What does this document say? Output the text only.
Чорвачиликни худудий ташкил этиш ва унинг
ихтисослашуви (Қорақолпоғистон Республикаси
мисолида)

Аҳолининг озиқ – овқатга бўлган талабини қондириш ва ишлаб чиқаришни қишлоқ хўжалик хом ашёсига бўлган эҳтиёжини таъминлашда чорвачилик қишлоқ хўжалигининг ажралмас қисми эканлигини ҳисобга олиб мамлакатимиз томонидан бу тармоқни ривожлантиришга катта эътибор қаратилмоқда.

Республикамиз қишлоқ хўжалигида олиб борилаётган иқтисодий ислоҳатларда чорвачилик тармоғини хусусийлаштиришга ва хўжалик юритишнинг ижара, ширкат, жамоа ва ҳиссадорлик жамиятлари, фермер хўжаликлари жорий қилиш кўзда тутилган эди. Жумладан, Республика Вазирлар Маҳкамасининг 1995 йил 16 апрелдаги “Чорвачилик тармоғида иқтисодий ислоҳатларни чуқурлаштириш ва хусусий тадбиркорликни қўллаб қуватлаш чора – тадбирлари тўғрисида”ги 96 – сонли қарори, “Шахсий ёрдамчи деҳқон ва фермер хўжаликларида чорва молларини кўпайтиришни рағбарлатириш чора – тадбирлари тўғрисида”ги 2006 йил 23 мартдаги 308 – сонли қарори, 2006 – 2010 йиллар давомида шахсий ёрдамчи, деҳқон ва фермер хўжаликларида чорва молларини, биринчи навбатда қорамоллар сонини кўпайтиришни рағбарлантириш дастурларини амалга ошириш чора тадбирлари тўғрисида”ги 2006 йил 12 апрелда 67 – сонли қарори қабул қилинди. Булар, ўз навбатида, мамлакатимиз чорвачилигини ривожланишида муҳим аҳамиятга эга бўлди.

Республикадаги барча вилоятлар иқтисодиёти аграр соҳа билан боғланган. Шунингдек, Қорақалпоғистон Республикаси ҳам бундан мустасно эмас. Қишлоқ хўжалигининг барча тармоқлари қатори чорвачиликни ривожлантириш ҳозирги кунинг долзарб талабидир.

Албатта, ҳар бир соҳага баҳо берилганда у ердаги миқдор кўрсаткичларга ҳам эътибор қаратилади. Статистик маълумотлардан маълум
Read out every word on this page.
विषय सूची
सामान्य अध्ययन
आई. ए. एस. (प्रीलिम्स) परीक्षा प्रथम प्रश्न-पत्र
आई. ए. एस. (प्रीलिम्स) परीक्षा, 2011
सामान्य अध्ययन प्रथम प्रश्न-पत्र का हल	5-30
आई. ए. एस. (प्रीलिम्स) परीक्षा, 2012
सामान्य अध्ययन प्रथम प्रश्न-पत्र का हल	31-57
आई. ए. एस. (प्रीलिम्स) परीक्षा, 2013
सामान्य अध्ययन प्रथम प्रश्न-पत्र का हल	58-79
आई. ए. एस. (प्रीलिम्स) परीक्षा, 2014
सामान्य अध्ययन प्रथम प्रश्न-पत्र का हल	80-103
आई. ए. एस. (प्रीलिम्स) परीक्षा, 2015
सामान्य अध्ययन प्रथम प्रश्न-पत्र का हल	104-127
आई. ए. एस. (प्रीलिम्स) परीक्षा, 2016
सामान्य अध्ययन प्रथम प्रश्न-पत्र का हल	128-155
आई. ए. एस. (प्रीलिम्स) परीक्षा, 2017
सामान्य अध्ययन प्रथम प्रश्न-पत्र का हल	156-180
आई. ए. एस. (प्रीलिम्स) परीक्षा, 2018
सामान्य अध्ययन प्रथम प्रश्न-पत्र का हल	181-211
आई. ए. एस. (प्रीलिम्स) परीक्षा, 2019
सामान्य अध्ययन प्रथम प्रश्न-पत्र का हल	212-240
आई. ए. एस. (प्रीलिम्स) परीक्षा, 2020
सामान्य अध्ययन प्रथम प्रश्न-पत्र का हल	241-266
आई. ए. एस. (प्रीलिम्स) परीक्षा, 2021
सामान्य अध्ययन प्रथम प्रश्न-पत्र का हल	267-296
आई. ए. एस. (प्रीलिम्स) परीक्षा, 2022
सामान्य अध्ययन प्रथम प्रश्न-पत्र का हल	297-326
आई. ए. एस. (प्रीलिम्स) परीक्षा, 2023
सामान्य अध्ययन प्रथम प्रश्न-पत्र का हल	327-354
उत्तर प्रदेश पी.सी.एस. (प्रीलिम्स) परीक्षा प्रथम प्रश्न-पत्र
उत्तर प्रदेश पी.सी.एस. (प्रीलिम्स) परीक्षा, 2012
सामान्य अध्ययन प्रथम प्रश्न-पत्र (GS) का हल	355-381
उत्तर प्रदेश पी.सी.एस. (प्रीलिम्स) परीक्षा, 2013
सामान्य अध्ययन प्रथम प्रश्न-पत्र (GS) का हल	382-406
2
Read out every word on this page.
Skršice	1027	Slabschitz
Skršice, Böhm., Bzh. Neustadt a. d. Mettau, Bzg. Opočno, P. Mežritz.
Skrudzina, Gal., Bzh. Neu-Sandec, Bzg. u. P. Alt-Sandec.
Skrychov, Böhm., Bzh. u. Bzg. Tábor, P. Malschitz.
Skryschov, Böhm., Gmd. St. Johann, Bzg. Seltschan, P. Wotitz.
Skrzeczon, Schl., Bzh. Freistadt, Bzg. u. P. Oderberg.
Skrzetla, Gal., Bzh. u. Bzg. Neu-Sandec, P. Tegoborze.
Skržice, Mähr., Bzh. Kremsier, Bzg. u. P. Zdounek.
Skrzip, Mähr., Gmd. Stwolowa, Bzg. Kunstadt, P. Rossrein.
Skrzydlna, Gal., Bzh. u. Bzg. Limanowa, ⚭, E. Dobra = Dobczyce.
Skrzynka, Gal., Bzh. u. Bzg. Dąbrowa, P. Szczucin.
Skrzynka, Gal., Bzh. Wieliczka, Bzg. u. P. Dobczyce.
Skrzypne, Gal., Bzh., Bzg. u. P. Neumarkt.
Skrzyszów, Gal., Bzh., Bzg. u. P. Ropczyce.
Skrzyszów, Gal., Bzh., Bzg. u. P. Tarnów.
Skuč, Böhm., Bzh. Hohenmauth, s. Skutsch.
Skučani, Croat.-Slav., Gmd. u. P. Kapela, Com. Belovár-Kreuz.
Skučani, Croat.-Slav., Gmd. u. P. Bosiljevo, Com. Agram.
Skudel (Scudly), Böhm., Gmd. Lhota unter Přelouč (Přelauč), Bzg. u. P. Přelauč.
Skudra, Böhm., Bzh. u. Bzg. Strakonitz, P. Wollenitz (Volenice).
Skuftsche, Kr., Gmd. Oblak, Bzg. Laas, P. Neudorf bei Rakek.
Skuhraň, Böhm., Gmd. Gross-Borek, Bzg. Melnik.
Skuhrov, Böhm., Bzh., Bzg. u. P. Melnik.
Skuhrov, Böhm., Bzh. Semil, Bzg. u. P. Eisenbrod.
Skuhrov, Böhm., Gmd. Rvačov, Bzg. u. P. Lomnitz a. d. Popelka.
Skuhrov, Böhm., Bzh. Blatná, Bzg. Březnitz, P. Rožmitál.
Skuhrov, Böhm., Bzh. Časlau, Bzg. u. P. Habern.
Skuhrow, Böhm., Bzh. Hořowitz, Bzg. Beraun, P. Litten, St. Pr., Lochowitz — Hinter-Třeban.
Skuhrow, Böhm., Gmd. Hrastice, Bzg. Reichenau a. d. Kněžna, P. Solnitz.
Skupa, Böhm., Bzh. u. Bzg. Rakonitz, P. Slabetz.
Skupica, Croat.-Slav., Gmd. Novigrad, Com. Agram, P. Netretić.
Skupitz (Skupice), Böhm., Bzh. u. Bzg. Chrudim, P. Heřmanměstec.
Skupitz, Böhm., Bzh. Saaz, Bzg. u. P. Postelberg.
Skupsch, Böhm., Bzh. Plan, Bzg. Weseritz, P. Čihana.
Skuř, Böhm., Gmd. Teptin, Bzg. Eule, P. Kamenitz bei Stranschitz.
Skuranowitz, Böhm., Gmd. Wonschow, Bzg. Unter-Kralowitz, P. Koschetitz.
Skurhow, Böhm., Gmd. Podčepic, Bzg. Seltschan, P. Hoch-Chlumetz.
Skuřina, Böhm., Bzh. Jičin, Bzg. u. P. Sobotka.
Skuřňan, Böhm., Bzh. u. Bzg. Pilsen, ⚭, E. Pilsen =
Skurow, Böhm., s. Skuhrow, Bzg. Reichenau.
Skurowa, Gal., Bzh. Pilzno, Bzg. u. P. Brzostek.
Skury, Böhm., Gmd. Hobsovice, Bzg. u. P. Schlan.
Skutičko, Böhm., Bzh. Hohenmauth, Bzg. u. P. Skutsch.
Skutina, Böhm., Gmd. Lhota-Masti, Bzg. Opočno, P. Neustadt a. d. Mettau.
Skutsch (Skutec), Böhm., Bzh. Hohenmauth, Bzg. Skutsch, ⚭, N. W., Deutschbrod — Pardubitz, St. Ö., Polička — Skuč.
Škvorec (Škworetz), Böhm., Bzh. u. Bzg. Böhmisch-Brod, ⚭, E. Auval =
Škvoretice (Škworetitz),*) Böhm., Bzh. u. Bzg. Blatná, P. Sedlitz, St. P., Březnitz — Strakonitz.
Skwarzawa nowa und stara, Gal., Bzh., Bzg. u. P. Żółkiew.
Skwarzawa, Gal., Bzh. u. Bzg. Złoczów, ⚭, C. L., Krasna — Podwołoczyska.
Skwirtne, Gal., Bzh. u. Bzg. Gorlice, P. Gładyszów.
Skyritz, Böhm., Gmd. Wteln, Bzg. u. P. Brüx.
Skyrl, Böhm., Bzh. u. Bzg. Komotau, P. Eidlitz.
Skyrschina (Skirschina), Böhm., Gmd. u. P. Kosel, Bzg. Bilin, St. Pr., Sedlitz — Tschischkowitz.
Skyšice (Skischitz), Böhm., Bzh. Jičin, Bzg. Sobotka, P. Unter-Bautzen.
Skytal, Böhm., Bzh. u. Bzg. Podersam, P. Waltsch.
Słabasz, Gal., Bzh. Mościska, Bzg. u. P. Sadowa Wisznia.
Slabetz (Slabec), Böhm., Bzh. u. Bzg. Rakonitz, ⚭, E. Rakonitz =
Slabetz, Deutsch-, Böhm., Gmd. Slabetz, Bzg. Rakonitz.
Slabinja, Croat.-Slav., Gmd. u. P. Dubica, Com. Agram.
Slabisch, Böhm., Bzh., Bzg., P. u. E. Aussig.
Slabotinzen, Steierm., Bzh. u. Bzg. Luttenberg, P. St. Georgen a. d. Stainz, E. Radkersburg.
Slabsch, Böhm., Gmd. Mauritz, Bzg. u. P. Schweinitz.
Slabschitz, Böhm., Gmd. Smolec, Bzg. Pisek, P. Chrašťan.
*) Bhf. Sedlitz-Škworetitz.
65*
================
#### WORK REQUIRED
Using the records above, list each line that includes "Seltschan".

#### IN RESPONSE
Skryschov, Böhm., Gmd. St. Johann, Bzg. Seltschan, P. Wotitz.
Skurhow, Böhm., Gmd. Podčepic, Bzg. Seltschan, P. Hoch-Chlumetz.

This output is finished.